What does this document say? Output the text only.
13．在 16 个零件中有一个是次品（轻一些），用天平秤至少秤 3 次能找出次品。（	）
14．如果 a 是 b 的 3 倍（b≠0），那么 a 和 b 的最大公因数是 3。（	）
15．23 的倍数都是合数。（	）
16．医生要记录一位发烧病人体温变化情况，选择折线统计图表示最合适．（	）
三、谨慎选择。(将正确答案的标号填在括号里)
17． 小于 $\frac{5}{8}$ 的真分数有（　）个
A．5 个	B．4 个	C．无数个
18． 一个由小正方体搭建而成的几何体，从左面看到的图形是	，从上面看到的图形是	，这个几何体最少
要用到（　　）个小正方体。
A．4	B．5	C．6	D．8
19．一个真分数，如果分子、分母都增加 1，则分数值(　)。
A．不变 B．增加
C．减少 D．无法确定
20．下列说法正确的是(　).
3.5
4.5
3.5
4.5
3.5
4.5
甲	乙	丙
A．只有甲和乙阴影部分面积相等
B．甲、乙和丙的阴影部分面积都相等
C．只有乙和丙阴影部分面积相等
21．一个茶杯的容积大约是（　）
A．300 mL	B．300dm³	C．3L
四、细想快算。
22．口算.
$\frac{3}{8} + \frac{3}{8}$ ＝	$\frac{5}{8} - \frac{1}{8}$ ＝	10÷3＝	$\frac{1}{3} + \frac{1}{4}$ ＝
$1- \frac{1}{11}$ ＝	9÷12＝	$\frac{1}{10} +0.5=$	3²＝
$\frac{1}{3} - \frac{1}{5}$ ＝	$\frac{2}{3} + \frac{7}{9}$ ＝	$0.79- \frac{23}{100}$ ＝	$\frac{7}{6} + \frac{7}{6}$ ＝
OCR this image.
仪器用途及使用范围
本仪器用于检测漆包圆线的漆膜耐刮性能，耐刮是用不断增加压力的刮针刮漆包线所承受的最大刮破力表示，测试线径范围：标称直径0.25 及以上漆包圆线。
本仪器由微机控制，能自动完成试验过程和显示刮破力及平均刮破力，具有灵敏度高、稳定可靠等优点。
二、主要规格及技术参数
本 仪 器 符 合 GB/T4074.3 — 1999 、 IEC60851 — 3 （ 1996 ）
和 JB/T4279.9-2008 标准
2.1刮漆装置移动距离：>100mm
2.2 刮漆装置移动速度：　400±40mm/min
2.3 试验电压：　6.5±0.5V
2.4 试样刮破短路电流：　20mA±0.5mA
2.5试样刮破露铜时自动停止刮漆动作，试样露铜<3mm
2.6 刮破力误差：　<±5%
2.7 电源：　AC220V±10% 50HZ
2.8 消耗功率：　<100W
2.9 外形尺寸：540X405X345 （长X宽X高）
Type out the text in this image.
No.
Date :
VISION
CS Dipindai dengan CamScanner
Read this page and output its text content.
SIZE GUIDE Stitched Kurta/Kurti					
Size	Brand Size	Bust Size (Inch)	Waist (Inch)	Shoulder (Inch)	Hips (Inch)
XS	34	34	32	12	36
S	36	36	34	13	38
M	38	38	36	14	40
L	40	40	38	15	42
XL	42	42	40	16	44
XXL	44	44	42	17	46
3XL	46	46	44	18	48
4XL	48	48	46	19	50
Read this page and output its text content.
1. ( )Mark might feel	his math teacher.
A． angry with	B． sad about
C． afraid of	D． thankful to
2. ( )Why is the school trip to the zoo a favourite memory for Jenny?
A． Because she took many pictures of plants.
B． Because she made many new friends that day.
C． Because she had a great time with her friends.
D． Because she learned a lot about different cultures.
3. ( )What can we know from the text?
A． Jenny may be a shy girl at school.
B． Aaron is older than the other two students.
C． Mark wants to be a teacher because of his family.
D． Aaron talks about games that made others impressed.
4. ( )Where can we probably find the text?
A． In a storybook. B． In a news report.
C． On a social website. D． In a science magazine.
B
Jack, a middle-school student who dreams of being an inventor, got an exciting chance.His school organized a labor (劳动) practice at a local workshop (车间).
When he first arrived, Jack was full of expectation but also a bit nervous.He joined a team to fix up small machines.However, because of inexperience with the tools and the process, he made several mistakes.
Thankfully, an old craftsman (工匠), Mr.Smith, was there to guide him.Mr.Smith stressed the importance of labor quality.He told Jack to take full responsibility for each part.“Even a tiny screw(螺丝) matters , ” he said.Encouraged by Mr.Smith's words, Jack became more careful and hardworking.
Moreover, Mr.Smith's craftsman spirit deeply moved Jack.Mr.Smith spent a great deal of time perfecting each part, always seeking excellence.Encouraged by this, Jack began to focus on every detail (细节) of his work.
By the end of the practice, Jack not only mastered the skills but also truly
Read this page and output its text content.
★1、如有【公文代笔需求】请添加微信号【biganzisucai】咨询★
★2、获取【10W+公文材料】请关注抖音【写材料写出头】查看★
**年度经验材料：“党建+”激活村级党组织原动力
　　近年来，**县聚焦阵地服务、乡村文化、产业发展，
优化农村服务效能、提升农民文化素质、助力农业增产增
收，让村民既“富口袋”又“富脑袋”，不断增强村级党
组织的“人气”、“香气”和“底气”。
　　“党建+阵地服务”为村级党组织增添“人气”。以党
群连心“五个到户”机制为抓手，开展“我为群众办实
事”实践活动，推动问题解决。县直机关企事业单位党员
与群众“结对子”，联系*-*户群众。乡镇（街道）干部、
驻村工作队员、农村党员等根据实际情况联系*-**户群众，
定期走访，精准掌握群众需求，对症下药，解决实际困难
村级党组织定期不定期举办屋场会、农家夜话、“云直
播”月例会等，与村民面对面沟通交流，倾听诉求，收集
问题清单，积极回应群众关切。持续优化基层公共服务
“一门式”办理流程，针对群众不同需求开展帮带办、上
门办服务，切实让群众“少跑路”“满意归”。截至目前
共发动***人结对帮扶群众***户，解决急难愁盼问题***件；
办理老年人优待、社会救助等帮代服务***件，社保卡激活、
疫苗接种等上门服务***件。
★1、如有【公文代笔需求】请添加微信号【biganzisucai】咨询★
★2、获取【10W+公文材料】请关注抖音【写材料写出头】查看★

============

Track down every line of the material containing the string "that", and copy it.

- [Final result]:
B． Because she made many new friends that day.
D． Aaron talks about games that made others impressed.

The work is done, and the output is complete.